DIRECTION:
Find each line holding "Today" and copy it out.

SUPPLIED RECORDS:
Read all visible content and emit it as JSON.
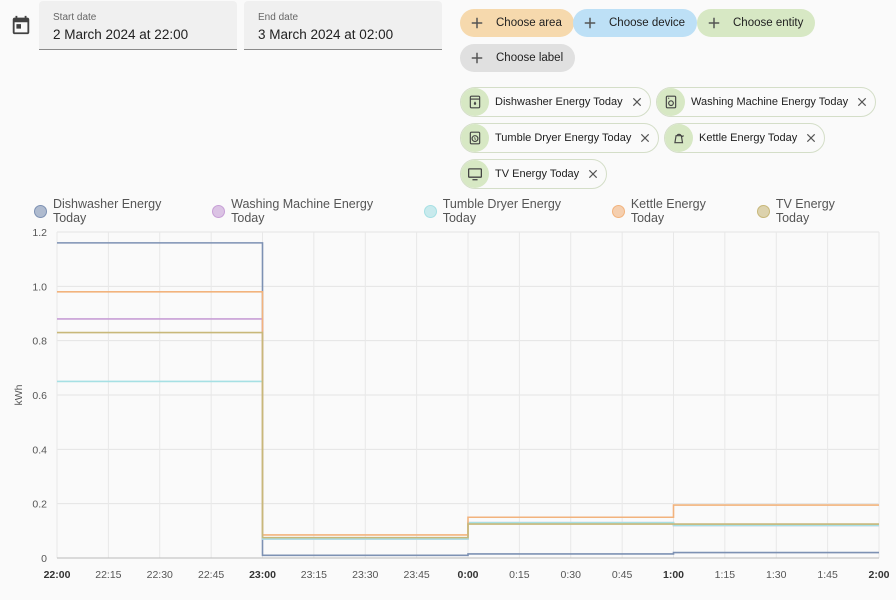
{
  "date_range": {
    "start_label": "Start date",
    "start_value": "2 March 2024 at 22:00",
    "end_label": "End date",
    "end_value": "3 March 2024 at 02:00"
  },
  "target_pickers": {
    "area": "Choose area",
    "device": "Choose device",
    "entity": "Choose entity",
    "label": "Choose label"
  },
  "selected_entities": [
    {
      "name": "Dishwasher Energy Today",
      "icon": "dishwasher-icon"
    },
    {
      "name": "Washing Machine Energy Today",
      "icon": "washing-machine-icon"
    },
    {
      "name": "Tumble Dryer Energy Today",
      "icon": "tumble-dryer-icon"
    },
    {
      "name": "Kettle Energy Today",
      "icon": "kettle-icon"
    },
    {
      "name": "TV Energy Today",
      "icon": "tv-icon"
    }
  ],
  "colors": {
    "area": "#f6d9ad",
    "device": "#bde0f6",
    "entity": "#d7e8c4",
    "label": "#e0e0e0"
  },
  "chart_data": {
    "type": "line",
    "step": true,
    "ylabel": "kWh",
    "ylim": [
      0,
      1.2
    ],
    "yticks": [
      "0",
      "0.2",
      "0.4",
      "0.6",
      "0.8",
      "1.0",
      "1.2"
    ],
    "x_ticks": [
      {
        "label": "22:00",
        "bold": true
      },
      {
        "label": "22:15",
        "bold": false
      },
      {
        "label": "22:30",
        "bold": false
      },
      {
        "label": "22:45",
        "bold": false
      },
      {
        "label": "23:00",
        "bold": true
      },
      {
        "label": "23:15",
        "bold": false
      },
      {
        "label": "23:30",
        "bold": false
      },
      {
        "label": "23:45",
        "bold": false
      },
      {
        "label": "0:00",
        "bold": true
      },
      {
        "label": "0:15",
        "bold": false
      },
      {
        "label": "0:30",
        "bold": false
      },
      {
        "label": "0:45",
        "bold": false
      },
      {
        "label": "1:00",
        "bold": true
      },
      {
        "label": "1:15",
        "bold": false
      },
      {
        "label": "1:30",
        "bold": false
      },
      {
        "label": "1:45",
        "bold": false
      },
      {
        "label": "2:00",
        "bold": true
      }
    ],
    "x": [
      "22:00",
      "23:00",
      "0:00",
      "1:00",
      "2:00"
    ],
    "grid": true,
    "legend_position": "top",
    "series": [
      {
        "name": "Dishwasher Energy Today",
        "color": "#7d91b3",
        "values": [
          1.16,
          0.01,
          0.015,
          0.02
        ]
      },
      {
        "name": "Washing Machine Energy Today",
        "color": "#c79fd6",
        "values": [
          0.88,
          0.07,
          0.13,
          0.12
        ]
      },
      {
        "name": "Tumble Dryer Energy Today",
        "color": "#a6e0e4",
        "values": [
          0.65,
          0.07,
          0.13,
          0.12
        ]
      },
      {
        "name": "Kettle Energy Today",
        "color": "#f2b37d",
        "values": [
          0.98,
          0.085,
          0.15,
          0.195
        ]
      },
      {
        "name": "TV Energy Today",
        "color": "#c8b87a",
        "values": [
          0.83,
          0.075,
          0.125,
          0.125
        ]
      }
    ]
  }
}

TASK OUTPUT:
      "name": "Dishwasher Energy Today",
      "name": "Washing Machine Energy Today",
      "name": "Tumble Dryer Energy Today",
      "name": "Kettle Energy Today",
      "name": "TV Energy Today",
        "name": "Dishwasher Energy Today",
        "name": "Washing Machine Energy Today",
        "name": "Tumble Dryer Energy Today",
        "name": "Kettle Energy Today",
        "name": "TV Energy Today",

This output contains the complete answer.